DeerFlow intelligently caches research results:

Each unique query is saved in data/[sanitized-query]/
Subsequent requests for the same query use cached data
Fast replay with simulated progress for better UX

API Endpoints

POST /api/run

Execute a research query.

Query Parameters:

query (required): The research question

Response: Server-Sent Events stream

Event Types:

update: Progress updates
log: Research process logs
result: Final report and podcast script
error: Error messages

Example:

const eventSource = new EventSource('/api/run?query=Your+question');
eventSource.onmessage = (event) => {
  const data = JSON.parse(event.data);
  // Handle different event types
};

GET /api/history

Retrieve research history.

Response:

[
  {
    "query": "Research question",
    "timestamp": "2024-12-06T10:30:00Z",
    "dir_name": "Research_question"
  }
]

Advanced Usage

Custom LLM Models

Modify nodes.go to use different models:

func getLLM() (llms.Model, error) {
    return openai.New(
        openai.WithModel("gpt-4"),  // Change model here
    )
}

Extending Agents

Add new agent nodes by:

Define node function in nodes.go:

func MyCustomNode(ctx context.Context, state any) (any, error) {
    s := state.(*State)
    // Your logic here
    return s, nil
}

Register node in graph.go:

workflow.AddNode("custom", "Custom node description", MyCustomNode)
workflow.AddEdge("previous_node", "custom")

Production Deployment

For production, use the included nginx.conf:

# Copy nginx config
sudo cp nginx.conf /etc/nginx/sites-available/deerflow
sudo ln -s /etc/nginx/sites-available/deerflow /etc/nginx/sites-enabled/

# Start DeerFlow
./deerflow &

# Restart nginx
sudo systemctl restart nginx

Troubleshooting

API Key Not Set

Please set OPENAI_API_KEY environment variable

Solution:

export OPENAI_API_KEY="sk-..."

Connection Refused

If web interface doesn't load:

Check if port 8085 is available
Verify the application is running
Check firewall settings

Empty or Incomplete Reports

If reports are inadequate:

Verify API key is valid and has credits
Check API base URL if using non-OpenAI provider
Try with more specific queries
Check network connectivity

JSON Parsing Errors

The system includes fallback parsing:

If LLM returns malformed JSON, it uses simple text parsing
Check logs for parsing issues
Consider using more capable models (GPT-4 vs GPT-3.5)

........

*CHECK YOUR UNDERSTANDING*.
1. List every event type that the DeerFlow documentation gives for the POST /api/run stream.
2. Output the DeerFlow documentation between "If reports are" and "(GPT-4 vs GPT-3.5)", inclusive.
3. In the DeerFlow documentation, why does a repeated query get a fast replay with simulated progress?
The rows that follow come from a separate source.

........

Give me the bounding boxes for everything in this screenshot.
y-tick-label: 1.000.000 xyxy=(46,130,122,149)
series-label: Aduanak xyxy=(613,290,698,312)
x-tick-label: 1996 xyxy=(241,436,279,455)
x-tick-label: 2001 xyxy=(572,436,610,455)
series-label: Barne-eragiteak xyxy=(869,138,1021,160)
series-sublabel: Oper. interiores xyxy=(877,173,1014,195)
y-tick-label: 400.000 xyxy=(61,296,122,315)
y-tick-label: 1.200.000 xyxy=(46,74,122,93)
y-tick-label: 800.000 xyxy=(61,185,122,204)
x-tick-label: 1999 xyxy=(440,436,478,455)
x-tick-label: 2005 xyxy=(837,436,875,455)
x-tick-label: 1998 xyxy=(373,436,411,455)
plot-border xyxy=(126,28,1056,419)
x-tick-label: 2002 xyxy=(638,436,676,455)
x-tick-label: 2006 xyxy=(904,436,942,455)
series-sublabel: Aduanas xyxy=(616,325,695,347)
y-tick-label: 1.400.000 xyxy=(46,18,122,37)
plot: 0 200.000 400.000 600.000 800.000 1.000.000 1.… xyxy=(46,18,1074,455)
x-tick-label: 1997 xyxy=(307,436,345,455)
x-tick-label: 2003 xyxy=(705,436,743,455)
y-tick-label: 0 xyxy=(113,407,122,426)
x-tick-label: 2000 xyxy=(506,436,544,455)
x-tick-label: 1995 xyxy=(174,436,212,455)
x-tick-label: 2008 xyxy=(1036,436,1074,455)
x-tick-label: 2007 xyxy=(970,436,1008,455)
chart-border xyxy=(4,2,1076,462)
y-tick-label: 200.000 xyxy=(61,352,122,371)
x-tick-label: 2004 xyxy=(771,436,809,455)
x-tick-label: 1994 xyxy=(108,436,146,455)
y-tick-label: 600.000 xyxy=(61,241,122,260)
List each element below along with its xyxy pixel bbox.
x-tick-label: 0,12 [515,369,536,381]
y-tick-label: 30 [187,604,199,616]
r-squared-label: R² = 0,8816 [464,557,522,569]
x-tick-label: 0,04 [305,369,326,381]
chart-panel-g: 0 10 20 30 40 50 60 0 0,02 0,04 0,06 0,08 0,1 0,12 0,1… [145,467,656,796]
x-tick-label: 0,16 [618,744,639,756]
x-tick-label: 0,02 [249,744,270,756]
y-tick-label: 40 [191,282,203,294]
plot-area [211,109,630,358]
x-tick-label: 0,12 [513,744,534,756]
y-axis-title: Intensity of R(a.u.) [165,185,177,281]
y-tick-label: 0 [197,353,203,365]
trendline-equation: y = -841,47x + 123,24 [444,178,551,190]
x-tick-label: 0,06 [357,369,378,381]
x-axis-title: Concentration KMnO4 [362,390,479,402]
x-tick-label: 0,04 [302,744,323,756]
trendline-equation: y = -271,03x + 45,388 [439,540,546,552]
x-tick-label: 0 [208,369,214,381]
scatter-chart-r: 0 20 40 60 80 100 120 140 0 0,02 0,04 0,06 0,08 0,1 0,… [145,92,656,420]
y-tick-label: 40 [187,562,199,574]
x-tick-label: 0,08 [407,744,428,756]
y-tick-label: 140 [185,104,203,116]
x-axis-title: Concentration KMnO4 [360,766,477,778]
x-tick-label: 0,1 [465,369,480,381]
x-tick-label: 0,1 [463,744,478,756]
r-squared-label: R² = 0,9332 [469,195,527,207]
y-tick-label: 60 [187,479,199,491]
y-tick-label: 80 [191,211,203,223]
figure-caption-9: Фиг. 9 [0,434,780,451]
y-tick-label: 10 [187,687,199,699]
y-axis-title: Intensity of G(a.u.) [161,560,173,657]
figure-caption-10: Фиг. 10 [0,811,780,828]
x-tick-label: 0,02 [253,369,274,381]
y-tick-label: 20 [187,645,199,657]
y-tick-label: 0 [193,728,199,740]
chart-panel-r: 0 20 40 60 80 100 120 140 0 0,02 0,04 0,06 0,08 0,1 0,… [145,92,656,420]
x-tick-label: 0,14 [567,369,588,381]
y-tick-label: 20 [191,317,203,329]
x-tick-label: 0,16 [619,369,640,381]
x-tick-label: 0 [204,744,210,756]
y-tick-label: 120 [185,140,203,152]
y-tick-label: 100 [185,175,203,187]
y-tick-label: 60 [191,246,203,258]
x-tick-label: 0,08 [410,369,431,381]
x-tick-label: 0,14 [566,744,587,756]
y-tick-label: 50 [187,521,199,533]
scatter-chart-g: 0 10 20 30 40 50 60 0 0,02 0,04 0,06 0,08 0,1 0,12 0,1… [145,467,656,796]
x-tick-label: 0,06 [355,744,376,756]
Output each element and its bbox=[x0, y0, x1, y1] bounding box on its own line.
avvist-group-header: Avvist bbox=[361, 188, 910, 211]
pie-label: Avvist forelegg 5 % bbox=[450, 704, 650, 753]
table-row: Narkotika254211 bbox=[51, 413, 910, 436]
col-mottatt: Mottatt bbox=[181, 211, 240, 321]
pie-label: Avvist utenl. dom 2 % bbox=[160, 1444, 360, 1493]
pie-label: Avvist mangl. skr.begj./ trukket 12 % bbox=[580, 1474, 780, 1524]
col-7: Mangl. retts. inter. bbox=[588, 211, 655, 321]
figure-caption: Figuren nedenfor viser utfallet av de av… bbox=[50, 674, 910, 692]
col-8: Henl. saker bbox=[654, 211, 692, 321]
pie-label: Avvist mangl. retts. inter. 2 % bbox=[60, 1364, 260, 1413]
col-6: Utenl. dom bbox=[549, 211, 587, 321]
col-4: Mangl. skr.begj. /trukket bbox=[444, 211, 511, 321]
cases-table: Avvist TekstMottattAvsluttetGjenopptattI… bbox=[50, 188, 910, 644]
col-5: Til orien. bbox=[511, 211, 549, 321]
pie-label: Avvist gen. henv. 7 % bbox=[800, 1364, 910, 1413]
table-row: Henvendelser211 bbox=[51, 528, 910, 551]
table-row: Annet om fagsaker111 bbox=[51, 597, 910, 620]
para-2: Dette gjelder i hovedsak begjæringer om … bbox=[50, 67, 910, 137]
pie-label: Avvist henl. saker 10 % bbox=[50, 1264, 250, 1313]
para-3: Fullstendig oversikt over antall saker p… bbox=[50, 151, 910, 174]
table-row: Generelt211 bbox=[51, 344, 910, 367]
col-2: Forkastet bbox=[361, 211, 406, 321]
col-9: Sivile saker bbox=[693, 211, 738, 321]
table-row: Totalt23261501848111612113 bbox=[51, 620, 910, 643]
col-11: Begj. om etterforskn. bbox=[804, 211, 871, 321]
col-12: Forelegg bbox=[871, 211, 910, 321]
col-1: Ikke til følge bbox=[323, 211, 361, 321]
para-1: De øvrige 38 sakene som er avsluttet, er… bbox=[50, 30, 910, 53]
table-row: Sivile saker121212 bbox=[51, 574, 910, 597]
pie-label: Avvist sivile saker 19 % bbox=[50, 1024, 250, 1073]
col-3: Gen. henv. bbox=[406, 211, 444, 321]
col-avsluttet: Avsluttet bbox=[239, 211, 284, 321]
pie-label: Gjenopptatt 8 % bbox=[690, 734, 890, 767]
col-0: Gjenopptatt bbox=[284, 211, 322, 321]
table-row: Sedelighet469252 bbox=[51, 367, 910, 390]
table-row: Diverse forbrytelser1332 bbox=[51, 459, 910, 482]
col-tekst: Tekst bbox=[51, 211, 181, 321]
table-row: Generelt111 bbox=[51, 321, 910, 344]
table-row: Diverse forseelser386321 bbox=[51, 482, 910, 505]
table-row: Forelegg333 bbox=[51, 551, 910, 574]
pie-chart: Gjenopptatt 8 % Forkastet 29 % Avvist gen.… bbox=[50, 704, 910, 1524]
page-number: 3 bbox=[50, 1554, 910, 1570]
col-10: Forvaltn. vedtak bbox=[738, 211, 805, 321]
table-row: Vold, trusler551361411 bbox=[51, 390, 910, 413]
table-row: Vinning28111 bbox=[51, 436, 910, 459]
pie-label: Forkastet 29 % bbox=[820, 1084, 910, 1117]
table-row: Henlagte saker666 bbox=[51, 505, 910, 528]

........

*WRITTEN RESPONSES*.
1.
update
log
result
error

2.
If reports are inadequate:

Verify API key is valid and has credits
Check API base URL if using non-OpenAI provider
Try with more specific queries
Check network connectivity

JSON Parsing Errors

The system includes fallback parsing:

If LLM returns malformed JSON, it uses simple text parsing
Check logs for parsing issues
Consider using more capable models (GPT-4 vs GPT-3.5)

3. The fast replay with simulated progress is there for better UX.